Short exercise — Look below for the line with "Parse this screenshot: output", and from there restate every line word for word until the entries end.

╭─ Data for this task

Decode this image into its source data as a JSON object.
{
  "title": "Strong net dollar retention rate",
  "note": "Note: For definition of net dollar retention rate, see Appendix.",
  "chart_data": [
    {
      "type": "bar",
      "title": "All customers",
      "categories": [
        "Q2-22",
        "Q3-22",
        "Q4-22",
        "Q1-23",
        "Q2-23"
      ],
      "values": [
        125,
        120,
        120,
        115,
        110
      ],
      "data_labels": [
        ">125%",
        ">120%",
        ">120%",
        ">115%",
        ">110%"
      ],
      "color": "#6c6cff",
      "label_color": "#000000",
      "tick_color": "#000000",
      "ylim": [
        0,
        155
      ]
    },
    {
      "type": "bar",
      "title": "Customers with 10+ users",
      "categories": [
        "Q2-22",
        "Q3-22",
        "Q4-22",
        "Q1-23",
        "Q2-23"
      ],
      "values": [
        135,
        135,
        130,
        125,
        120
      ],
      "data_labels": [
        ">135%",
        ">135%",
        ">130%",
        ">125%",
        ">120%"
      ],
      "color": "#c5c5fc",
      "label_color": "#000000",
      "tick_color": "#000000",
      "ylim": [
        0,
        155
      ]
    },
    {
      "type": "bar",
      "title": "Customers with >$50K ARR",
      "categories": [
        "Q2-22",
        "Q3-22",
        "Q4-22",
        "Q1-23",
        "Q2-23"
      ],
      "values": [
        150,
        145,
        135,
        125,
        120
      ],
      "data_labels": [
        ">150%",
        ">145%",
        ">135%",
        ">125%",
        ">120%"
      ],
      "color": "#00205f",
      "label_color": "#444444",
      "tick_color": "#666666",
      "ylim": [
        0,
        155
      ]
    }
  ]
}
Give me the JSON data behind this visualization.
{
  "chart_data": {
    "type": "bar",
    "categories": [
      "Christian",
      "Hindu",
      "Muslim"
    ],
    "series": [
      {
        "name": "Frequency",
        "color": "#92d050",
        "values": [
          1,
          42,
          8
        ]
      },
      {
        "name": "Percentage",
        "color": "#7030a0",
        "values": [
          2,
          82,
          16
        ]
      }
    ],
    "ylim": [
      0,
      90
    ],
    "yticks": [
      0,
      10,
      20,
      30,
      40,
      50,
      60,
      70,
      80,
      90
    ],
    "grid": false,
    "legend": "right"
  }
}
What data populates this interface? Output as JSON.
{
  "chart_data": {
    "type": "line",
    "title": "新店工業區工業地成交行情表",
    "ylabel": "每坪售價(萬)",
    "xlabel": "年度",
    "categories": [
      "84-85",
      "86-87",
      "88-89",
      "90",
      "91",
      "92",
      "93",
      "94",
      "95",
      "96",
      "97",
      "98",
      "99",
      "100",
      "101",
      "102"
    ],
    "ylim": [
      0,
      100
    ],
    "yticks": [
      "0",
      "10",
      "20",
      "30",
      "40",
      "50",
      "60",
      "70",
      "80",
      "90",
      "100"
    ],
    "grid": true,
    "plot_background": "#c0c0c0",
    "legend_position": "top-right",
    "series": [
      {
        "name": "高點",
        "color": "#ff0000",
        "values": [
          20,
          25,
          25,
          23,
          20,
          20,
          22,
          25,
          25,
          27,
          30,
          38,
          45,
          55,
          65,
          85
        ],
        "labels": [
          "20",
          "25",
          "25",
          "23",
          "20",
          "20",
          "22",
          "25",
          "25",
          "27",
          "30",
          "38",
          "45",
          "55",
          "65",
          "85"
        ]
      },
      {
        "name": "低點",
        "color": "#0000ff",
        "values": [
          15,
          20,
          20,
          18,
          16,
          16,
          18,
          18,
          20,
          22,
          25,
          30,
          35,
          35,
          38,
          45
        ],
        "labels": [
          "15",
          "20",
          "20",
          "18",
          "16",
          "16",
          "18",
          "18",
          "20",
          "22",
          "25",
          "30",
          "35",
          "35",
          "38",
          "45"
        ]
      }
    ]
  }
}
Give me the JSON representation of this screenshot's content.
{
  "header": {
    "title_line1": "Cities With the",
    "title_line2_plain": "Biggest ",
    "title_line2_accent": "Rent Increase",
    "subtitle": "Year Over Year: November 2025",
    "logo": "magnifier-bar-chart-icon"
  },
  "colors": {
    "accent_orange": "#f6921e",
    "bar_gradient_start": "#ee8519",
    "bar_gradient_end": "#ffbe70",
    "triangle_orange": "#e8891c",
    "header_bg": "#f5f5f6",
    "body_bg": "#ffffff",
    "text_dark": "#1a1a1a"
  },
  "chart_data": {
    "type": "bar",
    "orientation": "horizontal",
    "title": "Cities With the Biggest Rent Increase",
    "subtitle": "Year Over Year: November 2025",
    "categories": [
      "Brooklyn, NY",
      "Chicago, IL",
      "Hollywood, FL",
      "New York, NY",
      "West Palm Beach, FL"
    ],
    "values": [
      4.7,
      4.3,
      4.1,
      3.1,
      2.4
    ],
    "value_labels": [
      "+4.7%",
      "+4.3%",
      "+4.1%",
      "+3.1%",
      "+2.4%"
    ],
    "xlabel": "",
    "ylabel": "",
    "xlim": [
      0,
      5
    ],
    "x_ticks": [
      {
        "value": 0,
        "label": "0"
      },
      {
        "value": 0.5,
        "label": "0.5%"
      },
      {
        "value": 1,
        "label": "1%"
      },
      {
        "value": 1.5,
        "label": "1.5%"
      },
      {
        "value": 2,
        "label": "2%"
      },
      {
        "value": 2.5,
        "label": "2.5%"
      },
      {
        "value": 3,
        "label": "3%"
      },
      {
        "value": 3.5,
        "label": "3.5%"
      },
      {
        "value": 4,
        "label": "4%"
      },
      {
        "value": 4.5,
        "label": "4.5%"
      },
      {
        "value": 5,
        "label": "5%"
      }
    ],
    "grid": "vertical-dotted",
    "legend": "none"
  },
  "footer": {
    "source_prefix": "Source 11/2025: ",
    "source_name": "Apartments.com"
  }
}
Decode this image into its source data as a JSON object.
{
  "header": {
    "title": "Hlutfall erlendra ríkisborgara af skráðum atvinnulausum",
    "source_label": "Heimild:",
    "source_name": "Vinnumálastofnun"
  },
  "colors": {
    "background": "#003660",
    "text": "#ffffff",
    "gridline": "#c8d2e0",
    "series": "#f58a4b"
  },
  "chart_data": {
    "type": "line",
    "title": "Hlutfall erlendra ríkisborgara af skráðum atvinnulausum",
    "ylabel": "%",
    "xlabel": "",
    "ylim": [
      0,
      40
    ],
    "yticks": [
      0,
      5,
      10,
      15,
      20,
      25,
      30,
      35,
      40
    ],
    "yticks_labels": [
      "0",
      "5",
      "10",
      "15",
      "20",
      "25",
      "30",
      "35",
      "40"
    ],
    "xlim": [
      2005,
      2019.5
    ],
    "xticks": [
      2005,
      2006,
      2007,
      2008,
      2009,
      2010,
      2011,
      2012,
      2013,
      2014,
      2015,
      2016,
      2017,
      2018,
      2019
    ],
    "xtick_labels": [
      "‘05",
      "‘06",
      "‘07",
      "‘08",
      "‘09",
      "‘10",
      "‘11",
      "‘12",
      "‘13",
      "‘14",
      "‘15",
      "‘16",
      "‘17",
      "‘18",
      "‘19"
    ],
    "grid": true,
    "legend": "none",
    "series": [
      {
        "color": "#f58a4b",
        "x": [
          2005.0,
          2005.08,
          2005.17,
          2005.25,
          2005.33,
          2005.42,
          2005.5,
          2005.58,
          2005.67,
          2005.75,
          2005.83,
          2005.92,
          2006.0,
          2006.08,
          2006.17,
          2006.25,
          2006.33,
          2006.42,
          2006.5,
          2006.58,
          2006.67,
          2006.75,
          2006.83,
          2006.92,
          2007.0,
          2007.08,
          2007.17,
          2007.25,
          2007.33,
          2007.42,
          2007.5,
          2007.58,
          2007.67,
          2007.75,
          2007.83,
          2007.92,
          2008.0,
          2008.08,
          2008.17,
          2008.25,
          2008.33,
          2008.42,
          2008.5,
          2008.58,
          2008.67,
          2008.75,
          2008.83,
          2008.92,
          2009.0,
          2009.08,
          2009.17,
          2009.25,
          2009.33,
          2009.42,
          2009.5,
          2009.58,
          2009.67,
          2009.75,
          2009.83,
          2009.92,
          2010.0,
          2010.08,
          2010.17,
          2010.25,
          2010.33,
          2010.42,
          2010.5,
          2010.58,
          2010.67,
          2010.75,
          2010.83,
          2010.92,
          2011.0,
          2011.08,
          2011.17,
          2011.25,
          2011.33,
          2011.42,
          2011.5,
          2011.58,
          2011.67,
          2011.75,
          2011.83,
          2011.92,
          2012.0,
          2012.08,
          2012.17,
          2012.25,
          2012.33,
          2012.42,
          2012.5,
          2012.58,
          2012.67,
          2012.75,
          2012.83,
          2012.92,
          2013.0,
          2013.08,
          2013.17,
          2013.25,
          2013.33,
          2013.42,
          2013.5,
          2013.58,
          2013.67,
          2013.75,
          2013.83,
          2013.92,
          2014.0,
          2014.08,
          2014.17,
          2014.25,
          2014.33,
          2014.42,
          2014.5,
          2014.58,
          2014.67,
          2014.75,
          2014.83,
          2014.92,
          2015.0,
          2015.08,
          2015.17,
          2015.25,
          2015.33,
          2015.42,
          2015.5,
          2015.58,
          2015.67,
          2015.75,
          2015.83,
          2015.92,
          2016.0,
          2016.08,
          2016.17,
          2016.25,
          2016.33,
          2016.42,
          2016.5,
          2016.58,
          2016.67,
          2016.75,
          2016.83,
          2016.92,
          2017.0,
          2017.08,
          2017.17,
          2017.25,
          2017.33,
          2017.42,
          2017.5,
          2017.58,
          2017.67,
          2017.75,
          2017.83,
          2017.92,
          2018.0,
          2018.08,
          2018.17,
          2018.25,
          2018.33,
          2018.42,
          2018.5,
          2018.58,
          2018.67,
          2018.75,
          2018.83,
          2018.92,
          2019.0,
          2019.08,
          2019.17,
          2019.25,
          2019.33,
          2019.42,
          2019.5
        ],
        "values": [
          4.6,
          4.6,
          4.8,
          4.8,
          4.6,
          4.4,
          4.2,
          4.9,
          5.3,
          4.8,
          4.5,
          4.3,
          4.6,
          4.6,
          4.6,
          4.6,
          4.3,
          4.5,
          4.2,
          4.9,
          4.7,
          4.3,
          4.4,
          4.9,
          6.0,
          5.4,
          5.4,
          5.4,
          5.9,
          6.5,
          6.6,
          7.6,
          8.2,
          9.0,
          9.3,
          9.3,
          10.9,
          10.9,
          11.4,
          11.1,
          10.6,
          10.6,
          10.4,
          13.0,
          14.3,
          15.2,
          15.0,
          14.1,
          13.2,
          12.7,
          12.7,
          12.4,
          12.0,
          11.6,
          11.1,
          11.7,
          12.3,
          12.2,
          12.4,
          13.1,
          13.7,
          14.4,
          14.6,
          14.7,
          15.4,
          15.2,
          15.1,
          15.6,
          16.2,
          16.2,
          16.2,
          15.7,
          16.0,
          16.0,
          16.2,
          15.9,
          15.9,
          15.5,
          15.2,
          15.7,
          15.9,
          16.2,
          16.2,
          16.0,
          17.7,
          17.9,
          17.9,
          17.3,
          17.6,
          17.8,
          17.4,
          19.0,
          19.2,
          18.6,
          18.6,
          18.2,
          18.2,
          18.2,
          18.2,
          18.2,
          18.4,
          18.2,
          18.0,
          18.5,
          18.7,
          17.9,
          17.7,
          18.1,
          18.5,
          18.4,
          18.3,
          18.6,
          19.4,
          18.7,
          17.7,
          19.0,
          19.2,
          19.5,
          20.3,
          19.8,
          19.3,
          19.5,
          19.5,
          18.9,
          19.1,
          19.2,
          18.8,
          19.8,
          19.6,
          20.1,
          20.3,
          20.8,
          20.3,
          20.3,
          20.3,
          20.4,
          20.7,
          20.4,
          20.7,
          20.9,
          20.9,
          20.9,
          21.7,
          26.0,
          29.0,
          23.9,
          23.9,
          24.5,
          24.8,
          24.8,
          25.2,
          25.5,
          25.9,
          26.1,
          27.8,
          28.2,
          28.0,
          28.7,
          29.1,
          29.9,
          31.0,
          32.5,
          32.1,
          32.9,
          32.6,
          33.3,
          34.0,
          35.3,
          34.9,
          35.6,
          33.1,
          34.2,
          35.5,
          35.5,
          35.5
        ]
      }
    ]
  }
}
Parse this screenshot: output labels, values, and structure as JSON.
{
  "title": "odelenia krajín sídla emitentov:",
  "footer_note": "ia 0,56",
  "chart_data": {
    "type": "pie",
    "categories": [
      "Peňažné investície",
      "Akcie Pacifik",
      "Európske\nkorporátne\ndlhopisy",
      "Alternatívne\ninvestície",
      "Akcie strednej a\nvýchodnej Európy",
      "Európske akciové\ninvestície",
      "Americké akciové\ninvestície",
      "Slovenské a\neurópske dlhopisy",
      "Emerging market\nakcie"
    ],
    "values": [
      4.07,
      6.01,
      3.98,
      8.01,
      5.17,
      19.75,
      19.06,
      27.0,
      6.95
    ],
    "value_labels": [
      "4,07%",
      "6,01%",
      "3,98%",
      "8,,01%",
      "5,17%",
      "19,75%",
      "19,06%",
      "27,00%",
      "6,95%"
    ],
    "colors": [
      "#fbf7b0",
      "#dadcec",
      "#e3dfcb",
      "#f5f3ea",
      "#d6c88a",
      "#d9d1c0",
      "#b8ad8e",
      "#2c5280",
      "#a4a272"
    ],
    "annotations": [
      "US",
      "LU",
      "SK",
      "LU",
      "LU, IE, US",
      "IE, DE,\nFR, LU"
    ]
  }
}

╰─

Solution below —
Parse this screenshot: output labels, values, and structure as JSON.
{
  "title": "odelenia krajín sídla emitentov:",
  "footer_note": "ia 0,56",
  "chart_data": {
    "type": "pie",
    "categories": [
      "Peňažné investície",
      "Akcie Pacifik",
      "Európske\nkorporátne\ndlhopisy",
      "Alternatívne\ninvestície",
      "Akcie strednej a\nvýchodnej Európy",
      "Európske akciové\ninvestície",
      "Americké akciové\ninvestície",
      "Slovenské a\neurópske dlhopisy",
      "Emerging market\nakcie"
    ],
    "values": [
      4.07,
      6.01,
      3.98,
      8.01,
      5.17,
      19.75,
      19.06,
      27.0,
      6.95
    ],
    "value_labels": [
      "4,07%",
      "6,01%",
      "3,98%",
      "8,,01%",
      "5,17%",
      "19,75%",
      "19,06%",
      "27,00%",
      "6,95%"
    ],
    "colors": [
      "#fbf7b0",
      "#dadcec",
      "#e3dfcb",
      "#f5f3ea",
      "#d6c88a",
      "#d9d1c0",
      "#b8ad8e",
      "#2c5280",
      "#a4a272"
    ],
    "annotations": [
      "US",
      "LU",
      "SK",
      "LU",
      "LU, IE, US",
      "IE, DE,\nFR, LU"
    ]
  }
}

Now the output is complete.